▶ [WHAT THE TASK REQUIRES]:
Find each line containing the string "igénybevevők" and return it.

▶ [INFORMATION SUPPLIED]:
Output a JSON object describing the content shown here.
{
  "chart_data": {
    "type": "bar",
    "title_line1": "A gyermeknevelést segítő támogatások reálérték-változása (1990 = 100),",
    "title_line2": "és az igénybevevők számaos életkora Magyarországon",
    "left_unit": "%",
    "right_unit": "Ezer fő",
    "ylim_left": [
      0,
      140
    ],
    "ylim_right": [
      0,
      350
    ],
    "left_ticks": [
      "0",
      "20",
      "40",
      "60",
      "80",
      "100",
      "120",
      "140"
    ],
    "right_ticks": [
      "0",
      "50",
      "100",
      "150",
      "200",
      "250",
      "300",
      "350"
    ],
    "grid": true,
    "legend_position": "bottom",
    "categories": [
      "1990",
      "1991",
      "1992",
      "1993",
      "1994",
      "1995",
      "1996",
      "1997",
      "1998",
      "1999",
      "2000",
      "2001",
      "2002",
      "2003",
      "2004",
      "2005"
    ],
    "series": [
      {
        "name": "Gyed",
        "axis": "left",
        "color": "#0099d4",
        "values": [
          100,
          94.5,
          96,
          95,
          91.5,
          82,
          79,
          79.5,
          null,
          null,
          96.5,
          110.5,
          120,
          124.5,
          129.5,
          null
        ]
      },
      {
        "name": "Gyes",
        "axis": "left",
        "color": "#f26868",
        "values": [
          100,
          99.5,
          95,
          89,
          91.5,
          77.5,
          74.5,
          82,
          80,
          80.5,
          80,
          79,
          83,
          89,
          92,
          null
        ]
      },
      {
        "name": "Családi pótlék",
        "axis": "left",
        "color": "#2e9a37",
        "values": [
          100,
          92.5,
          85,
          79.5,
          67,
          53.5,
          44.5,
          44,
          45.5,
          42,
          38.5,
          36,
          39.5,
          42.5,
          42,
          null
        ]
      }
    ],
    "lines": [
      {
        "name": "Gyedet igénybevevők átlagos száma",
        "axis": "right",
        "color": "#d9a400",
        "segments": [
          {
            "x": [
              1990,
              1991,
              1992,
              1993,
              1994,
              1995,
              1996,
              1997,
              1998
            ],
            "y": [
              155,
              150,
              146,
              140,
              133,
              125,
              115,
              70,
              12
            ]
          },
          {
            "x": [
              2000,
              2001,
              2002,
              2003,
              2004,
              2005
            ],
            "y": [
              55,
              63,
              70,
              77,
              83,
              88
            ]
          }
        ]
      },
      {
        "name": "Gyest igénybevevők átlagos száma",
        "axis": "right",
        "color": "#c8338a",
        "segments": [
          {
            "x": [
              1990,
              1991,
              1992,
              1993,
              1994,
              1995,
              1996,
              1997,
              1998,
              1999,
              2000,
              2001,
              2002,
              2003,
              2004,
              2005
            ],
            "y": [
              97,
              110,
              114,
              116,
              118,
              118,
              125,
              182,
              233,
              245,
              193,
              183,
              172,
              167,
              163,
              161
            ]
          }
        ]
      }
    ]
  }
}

▶ [SOLUTION BELOW]:
    "title_line2": "és az igénybevevők számaos életkora Magyarországon",
        "name": "Gyedet igénybevevők átlagos száma",
        "name": "Gyest igénybevevők átlagos száma",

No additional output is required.